#### Task:
Word for word, repeat the entries, minus the pictures.
═════ Data listing ═════
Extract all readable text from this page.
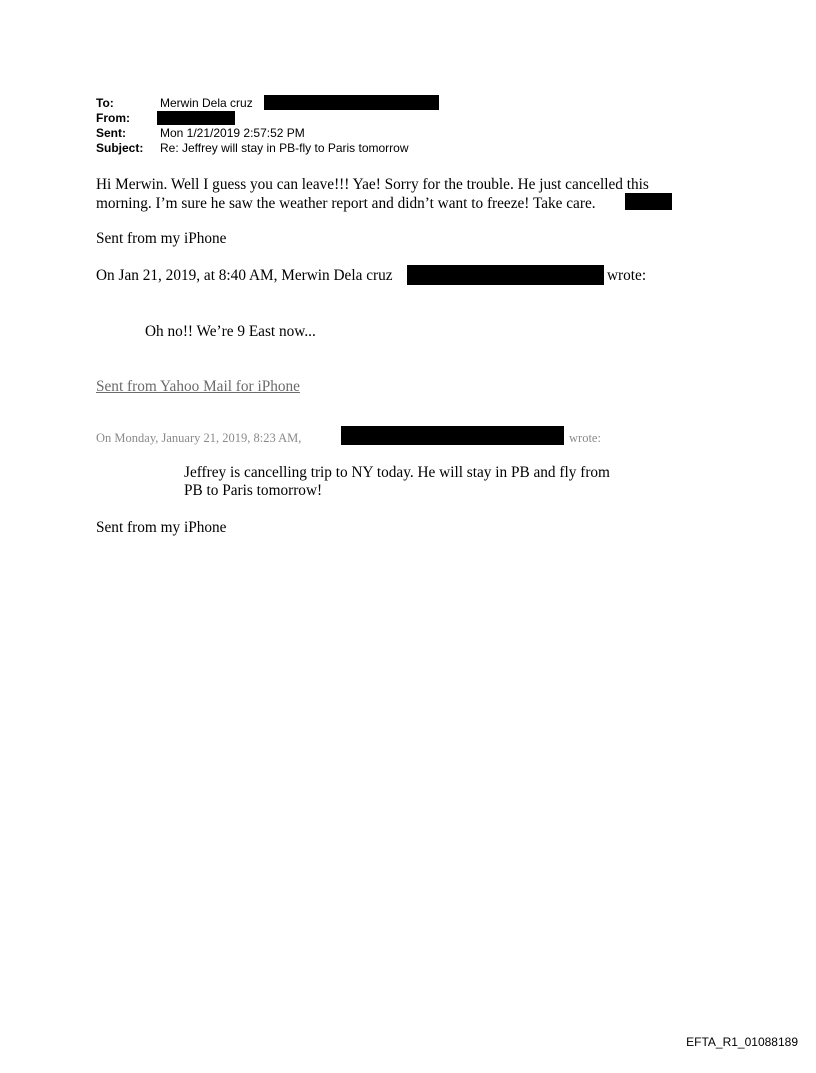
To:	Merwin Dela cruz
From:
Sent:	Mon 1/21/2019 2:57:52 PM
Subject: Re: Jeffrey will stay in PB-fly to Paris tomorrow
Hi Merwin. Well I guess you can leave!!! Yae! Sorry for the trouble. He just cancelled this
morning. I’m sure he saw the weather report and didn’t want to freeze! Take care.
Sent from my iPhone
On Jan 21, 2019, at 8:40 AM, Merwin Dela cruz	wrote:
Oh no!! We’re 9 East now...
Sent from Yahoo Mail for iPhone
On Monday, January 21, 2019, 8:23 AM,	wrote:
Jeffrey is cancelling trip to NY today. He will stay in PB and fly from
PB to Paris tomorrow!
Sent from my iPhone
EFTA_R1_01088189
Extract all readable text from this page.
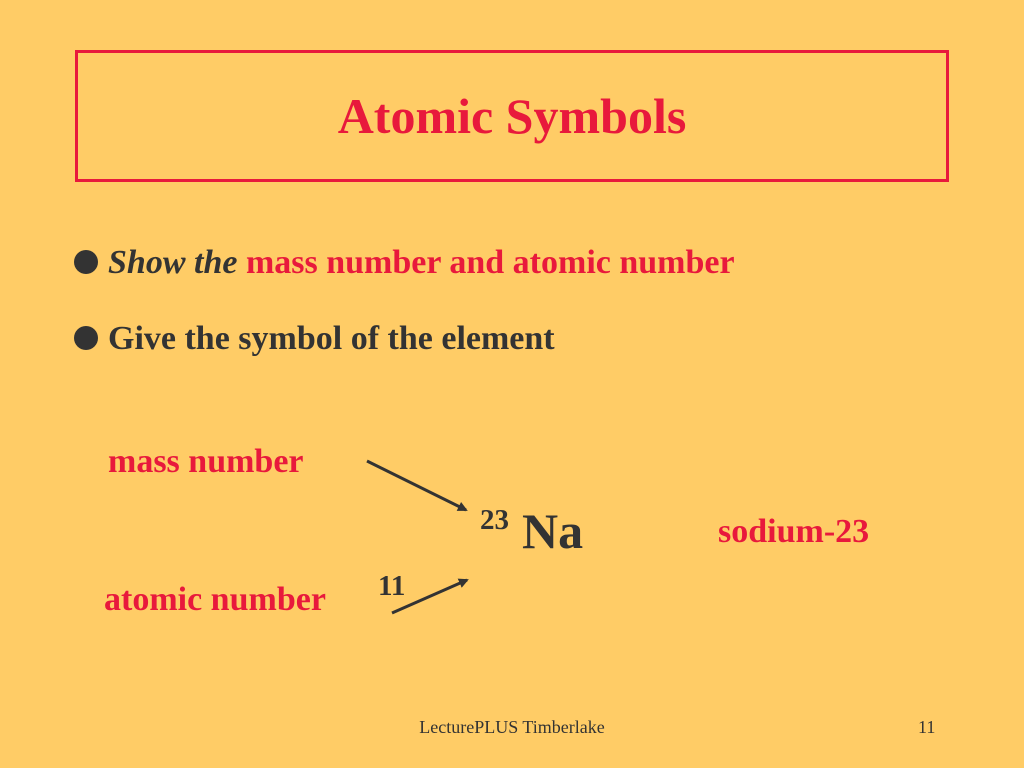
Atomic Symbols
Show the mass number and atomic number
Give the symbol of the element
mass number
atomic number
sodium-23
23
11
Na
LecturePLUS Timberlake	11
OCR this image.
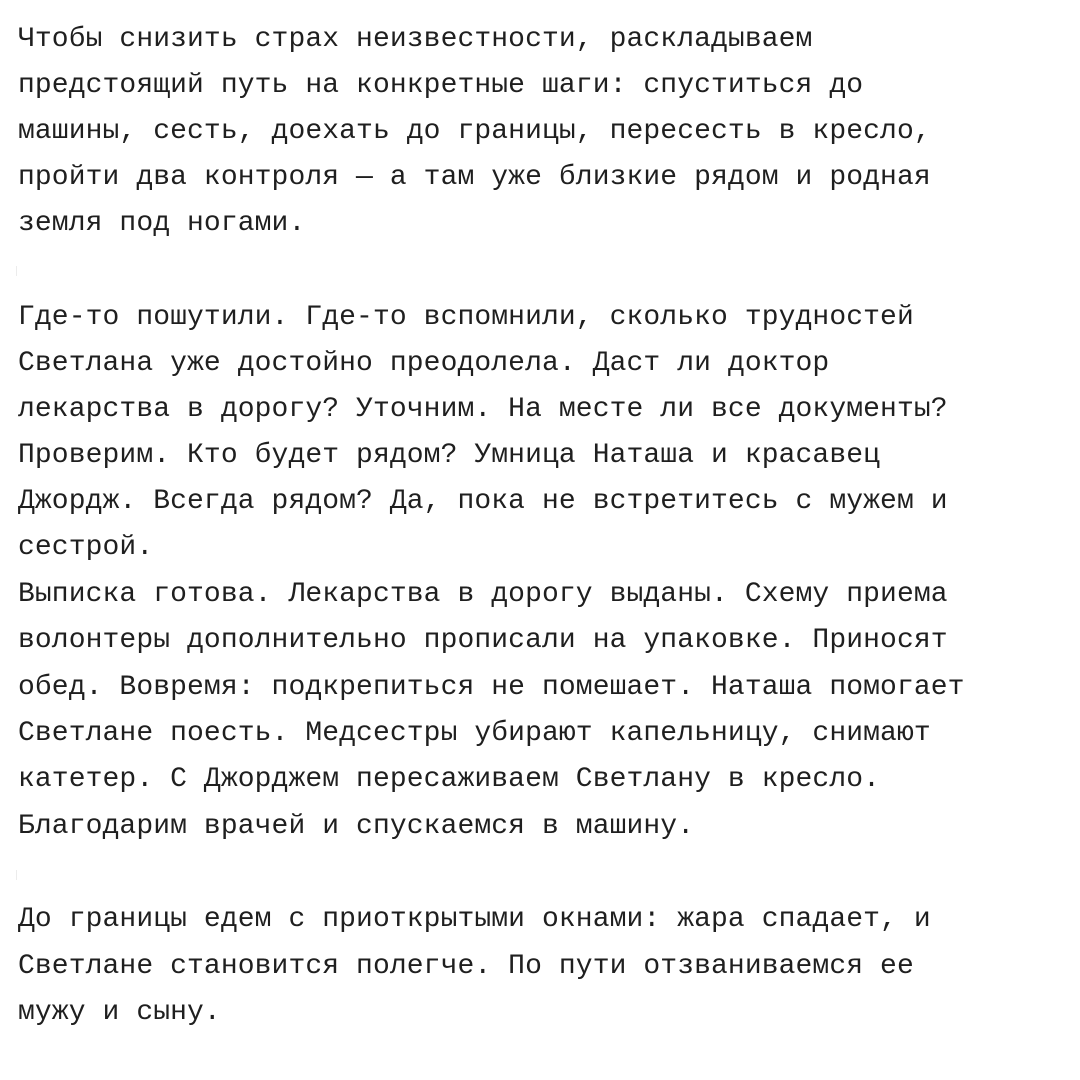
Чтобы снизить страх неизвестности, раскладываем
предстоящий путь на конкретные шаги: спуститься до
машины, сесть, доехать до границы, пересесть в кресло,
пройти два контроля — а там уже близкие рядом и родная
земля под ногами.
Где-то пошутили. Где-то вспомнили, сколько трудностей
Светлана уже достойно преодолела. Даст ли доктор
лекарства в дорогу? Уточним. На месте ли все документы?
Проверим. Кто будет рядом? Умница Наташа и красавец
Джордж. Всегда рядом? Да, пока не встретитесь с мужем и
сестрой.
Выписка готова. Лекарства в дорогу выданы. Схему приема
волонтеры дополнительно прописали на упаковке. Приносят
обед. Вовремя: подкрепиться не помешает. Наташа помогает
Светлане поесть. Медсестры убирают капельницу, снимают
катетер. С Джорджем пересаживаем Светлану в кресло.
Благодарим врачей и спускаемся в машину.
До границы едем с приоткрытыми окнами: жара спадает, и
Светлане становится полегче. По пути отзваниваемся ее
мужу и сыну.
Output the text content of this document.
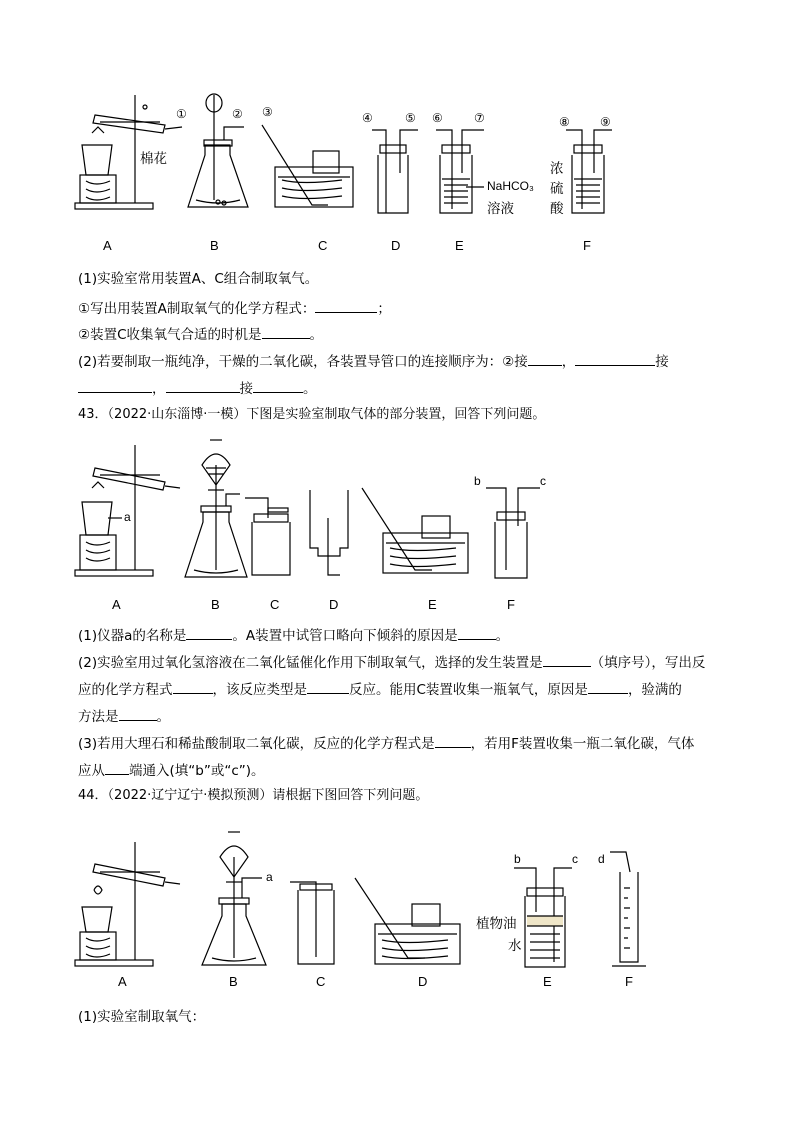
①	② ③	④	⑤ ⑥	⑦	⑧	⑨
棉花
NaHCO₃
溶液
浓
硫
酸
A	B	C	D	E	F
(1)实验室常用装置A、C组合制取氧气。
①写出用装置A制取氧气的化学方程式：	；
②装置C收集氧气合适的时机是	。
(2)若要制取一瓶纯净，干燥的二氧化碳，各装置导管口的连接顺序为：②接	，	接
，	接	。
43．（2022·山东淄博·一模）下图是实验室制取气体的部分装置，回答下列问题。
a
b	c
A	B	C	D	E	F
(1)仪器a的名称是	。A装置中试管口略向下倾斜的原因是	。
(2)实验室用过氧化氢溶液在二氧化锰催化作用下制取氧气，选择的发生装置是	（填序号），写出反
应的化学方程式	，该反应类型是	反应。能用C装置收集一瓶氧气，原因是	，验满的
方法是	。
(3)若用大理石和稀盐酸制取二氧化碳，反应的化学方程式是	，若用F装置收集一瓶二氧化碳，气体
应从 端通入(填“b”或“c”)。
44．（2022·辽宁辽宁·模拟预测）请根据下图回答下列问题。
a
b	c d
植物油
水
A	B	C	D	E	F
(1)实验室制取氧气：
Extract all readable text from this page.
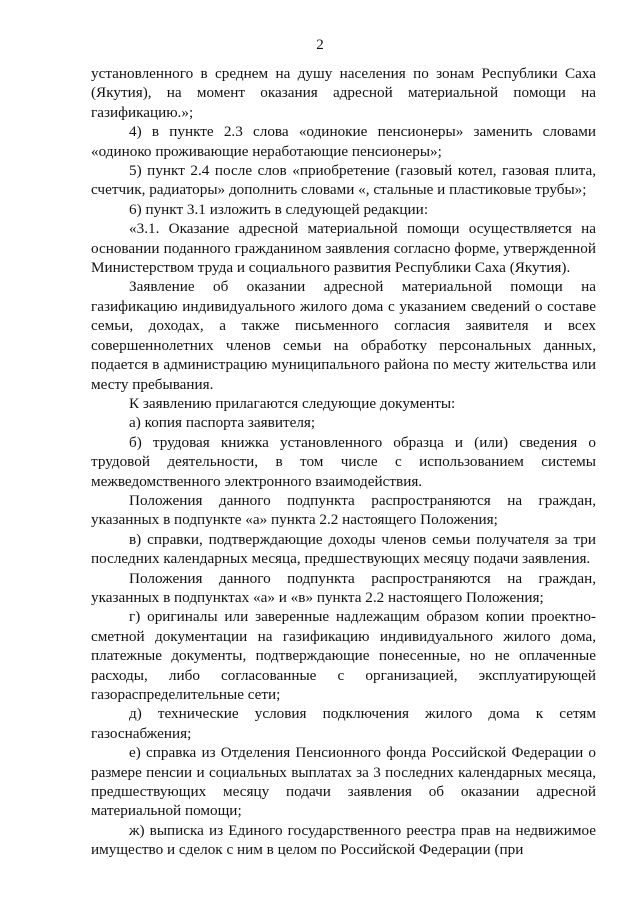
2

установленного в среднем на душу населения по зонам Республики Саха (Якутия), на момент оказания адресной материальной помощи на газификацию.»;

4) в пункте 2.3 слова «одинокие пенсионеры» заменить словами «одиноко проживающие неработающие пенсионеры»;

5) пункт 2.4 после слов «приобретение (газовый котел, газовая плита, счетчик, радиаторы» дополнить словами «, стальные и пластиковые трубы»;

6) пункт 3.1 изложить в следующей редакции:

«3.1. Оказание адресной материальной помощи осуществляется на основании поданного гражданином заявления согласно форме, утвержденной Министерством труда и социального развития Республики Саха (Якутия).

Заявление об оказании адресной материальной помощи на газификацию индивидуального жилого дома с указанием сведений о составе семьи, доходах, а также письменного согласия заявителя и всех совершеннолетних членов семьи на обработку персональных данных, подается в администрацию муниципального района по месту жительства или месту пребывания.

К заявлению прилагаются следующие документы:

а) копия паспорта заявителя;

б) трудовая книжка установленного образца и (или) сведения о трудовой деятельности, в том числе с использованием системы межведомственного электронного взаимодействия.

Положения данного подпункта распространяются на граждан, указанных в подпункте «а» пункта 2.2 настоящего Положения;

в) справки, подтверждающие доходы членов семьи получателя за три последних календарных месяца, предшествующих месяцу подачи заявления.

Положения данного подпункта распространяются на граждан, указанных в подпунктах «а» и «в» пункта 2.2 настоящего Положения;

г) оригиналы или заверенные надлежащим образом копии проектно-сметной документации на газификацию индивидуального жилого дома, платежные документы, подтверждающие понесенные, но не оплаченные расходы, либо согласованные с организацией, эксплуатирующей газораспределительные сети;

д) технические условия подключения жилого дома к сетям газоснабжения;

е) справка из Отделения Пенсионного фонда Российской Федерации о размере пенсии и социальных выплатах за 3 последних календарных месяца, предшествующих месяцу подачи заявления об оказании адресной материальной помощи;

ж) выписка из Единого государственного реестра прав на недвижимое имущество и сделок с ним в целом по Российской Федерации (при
═════
#### Answer to the task:
Extract all readable text from this page.
To:	Merwin Dela cruz
From:
Sent:	Mon 1/21/2019 2:57:52 PM
Subject: Re: Jeffrey will stay in PB-fly to Paris tomorrow
Hi Merwin. Well I guess you can leave!!! Yae! Sorry for the trouble. He just cancelled this
morning. I’m sure he saw the weather report and didn’t want to freeze! Take care.
Sent from my iPhone
On Jan 21, 2019, at 8:40 AM, Merwin Dela cruz	wrote:
Oh no!! We’re 9 East now...
Sent from Yahoo Mail for iPhone
On Monday, January 21, 2019, 8:23 AM,	wrote:
Jeffrey is cancelling trip to NY today. He will stay in PB and fly from
PB to Paris tomorrow!
Sent from my iPhone
EFTA_R1_01088189
Extract all readable text from this page.
Atomic Symbols
Show the mass number and atomic number
Give the symbol of the element
mass number
atomic number
sodium-23
23
11
Na
LecturePLUS Timberlake	11
OCR this image.
Чтобы снизить страх неизвестности, раскладываем
предстоящий путь на конкретные шаги: спуститься до
машины, сесть, доехать до границы, пересесть в кресло,
пройти два контроля — а там уже близкие рядом и родная
земля под ногами.
Где-то пошутили. Где-то вспомнили, сколько трудностей
Светлана уже достойно преодолела. Даст ли доктор
лекарства в дорогу? Уточним. На месте ли все документы?
Проверим. Кто будет рядом? Умница Наташа и красавец
Джордж. Всегда рядом? Да, пока не встретитесь с мужем и
сестрой.
Выписка готова. Лекарства в дорогу выданы. Схему приема
волонтеры дополнительно прописали на упаковке. Приносят
обед. Вовремя: подкрепиться не помешает. Наташа помогает
Светлане поесть. Медсестры убирают капельницу, снимают
катетер. С Джорджем пересаживаем Светлану в кресло.
Благодарим врачей и спускаемся в машину.
До границы едем с приоткрытыми окнами: жара спадает, и
Светлане становится полегче. По пути отзваниваемся ее
мужу и сыну.
Output the text content of this document.
①	② ③	④	⑤ ⑥	⑦	⑧	⑨
棉花
NaHCO₃
溶液
浓
硫
酸
A	B	C	D	E	F
(1)实验室常用装置A、C组合制取氧气。
①写出用装置A制取氧气的化学方程式：	；
②装置C收集氧气合适的时机是	。
(2)若要制取一瓶纯净，干燥的二氧化碳，各装置导管口的连接顺序为：②接	，	接
，	接	。
43．（2022·山东淄博·一模）下图是实验室制取气体的部分装置，回答下列问题。
a
b	c
A	B	C	D	E	F
(1)仪器a的名称是	。A装置中试管口略向下倾斜的原因是	。
(2)实验室用过氧化氢溶液在二氧化锰催化作用下制取氧气，选择的发生装置是	（填序号），写出反
应的化学方程式	，该反应类型是	反应。能用C装置收集一瓶氧气，原因是	，验满的
方法是	。
(3)若用大理石和稀盐酸制取二氧化碳，反应的化学方程式是	，若用F装置收集一瓶二氧化碳，气体
应从 端通入(填“b”或“c”)。
44．（2022·辽宁辽宁·模拟预测）请根据下图回答下列问题。
a
b	c d
植物油
水
A	B	C	D	E	F
(1)实验室制取氧气：
Extract all readable text from this page.
2

установленного в среднем на душу населения по зонам Республики Саха (Якутия), на момент оказания адресной материальной помощи на газификацию.»;

4) в пункте 2.3 слова «одинокие пенсионеры» заменить словами «одиноко проживающие неработающие пенсионеры»;

5) пункт 2.4 после слов «приобретение (газовый котел, газовая плита, счетчик, радиаторы» дополнить словами «, стальные и пластиковые трубы»;

6) пункт 3.1 изложить в следующей редакции:

«3.1. Оказание адресной материальной помощи осуществляется на основании поданного гражданином заявления согласно форме, утвержденной Министерством труда и социального развития Республики Саха (Якутия).

Заявление об оказании адресной материальной помощи на газификацию индивидуального жилого дома с указанием сведений о составе семьи, доходах, а также письменного согласия заявителя и всех совершеннолетних членов семьи на обработку персональных данных, подается в администрацию муниципального района по месту жительства или месту пребывания.

К заявлению прилагаются следующие документы:

а) копия паспорта заявителя;

б) трудовая книжка установленного образца и (или) сведения о трудовой деятельности, в том числе с использованием системы межведомственного электронного взаимодействия.

Положения данного подпункта распространяются на граждан, указанных в подпункте «а» пункта 2.2 настоящего Положения;

в) справки, подтверждающие доходы членов семьи получателя за три последних календарных месяца, предшествующих месяцу подачи заявления.

Положения данного подпункта распространяются на граждан, указанных в подпунктах «а» и «в» пункта 2.2 настоящего Положения;

г) оригиналы или заверенные надлежащим образом копии проектно-сметной документации на газификацию индивидуального жилого дома, платежные документы, подтверждающие понесенные, но не оплаченные расходы, либо согласованные с организацией, эксплуатирующей газораспределительные сети;

д) технические условия подключения жилого дома к сетям газоснабжения;

е) справка из Отделения Пенсионного фонда Российской Федерации о размере пенсии и социальных выплатах за 3 последних календарных месяца, предшествующих месяцу подачи заявления об оказании адресной материальной помощи;

ж) выписка из Единого государственного реестра прав на недвижимое имущество и сделок с ним в целом по Российской Федерации (при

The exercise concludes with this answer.